━━ ROWS ━━

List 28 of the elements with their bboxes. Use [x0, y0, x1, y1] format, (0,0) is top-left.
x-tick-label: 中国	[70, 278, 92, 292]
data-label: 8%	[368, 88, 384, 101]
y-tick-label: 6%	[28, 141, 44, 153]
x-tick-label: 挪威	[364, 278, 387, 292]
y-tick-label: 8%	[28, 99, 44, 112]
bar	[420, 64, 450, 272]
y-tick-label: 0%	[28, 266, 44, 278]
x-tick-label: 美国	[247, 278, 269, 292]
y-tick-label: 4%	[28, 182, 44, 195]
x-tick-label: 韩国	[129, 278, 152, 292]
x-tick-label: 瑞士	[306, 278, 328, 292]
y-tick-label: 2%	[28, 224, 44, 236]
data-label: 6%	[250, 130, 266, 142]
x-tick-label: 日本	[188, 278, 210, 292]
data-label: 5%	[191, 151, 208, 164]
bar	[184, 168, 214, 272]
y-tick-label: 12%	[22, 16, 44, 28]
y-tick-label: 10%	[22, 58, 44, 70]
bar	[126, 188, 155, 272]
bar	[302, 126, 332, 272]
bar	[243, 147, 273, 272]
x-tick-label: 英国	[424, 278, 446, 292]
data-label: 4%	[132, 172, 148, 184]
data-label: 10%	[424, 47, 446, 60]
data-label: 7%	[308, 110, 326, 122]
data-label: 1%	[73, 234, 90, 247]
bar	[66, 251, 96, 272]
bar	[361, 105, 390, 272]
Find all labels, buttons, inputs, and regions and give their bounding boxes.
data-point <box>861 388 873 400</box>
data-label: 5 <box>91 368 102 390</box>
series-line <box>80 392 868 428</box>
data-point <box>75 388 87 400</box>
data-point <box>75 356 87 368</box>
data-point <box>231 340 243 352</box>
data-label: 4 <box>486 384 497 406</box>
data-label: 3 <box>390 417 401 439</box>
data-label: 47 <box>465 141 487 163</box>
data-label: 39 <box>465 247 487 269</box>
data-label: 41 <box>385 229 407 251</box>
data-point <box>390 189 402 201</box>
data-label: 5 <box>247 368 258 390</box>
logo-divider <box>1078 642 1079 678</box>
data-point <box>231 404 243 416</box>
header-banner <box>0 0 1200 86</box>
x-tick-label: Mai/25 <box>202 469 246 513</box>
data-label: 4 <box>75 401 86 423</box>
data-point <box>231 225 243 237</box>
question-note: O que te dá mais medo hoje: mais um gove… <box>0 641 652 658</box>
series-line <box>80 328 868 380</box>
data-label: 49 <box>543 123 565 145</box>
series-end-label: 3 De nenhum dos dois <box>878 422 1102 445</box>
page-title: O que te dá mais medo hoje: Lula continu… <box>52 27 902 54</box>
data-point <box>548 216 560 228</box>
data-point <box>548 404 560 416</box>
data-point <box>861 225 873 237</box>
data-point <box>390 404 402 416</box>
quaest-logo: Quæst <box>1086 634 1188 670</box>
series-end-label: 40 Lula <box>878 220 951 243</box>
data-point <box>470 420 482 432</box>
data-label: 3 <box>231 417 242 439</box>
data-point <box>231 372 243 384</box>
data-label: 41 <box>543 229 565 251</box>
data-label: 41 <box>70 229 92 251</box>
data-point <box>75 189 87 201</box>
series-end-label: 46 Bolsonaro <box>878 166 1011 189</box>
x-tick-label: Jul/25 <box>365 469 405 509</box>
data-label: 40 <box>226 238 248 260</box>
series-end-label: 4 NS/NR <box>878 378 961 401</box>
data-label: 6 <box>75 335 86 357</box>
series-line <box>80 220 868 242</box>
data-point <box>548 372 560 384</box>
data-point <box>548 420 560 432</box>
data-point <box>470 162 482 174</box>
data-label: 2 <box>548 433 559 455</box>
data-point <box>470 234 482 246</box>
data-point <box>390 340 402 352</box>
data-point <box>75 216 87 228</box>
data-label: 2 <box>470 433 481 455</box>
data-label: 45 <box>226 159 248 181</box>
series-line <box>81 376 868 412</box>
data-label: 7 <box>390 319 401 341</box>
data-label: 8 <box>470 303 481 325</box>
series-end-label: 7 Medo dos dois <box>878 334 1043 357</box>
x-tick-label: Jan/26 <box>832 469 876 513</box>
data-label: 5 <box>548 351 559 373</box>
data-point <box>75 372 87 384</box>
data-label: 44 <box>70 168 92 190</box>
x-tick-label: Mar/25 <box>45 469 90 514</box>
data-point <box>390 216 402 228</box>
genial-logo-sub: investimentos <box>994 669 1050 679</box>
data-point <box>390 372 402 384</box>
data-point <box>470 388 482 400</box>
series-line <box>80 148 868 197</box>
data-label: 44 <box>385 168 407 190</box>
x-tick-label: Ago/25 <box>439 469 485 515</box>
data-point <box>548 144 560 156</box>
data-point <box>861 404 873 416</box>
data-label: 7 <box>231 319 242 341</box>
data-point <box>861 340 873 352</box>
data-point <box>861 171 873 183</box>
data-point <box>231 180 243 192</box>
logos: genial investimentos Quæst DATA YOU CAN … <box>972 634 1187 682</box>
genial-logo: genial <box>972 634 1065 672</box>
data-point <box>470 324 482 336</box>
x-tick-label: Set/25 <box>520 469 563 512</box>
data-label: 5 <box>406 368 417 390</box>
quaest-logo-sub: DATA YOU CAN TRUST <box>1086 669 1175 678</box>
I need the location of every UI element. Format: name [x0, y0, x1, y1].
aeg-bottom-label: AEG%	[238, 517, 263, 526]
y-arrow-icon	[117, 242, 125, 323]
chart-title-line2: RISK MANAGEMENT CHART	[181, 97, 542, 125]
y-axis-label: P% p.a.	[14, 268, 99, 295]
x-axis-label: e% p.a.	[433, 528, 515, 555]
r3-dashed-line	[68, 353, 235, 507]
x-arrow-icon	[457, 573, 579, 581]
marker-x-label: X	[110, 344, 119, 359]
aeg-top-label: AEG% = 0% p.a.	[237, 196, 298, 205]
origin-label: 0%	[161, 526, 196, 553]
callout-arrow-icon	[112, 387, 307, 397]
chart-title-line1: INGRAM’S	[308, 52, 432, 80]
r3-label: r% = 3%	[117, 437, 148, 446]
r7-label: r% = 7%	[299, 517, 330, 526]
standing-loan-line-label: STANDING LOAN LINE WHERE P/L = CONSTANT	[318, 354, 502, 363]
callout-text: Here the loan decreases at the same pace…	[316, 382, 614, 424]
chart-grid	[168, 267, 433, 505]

━━━

TASK DIRECTIONS
Quote the lines of the listing from its start up to and including the line that contains "278, 210, 292]". Reproduce each line unchanged.

EXERCISE ANSWER
List 28 of the elements with their bboxes. Use [x0, y0, x1, y1] format, (0,0) is top-left.
x-tick-label: 中国	[70, 278, 92, 292]
data-label: 8%	[368, 88, 384, 101]
y-tick-label: 6%	[28, 141, 44, 153]
x-tick-label: 挪威	[364, 278, 387, 292]
y-tick-label: 8%	[28, 99, 44, 112]
bar	[420, 64, 450, 272]
y-tick-label: 0%	[28, 266, 44, 278]
x-tick-label: 美国	[247, 278, 269, 292]
y-tick-label: 4%	[28, 182, 44, 195]
x-tick-label: 韩国	[129, 278, 152, 292]
x-tick-label: 瑞士	[306, 278, 328, 292]
y-tick-label: 2%	[28, 224, 44, 236]
data-label: 6%	[250, 130, 266, 142]
x-tick-label: 日本	[188, 278, 210, 292]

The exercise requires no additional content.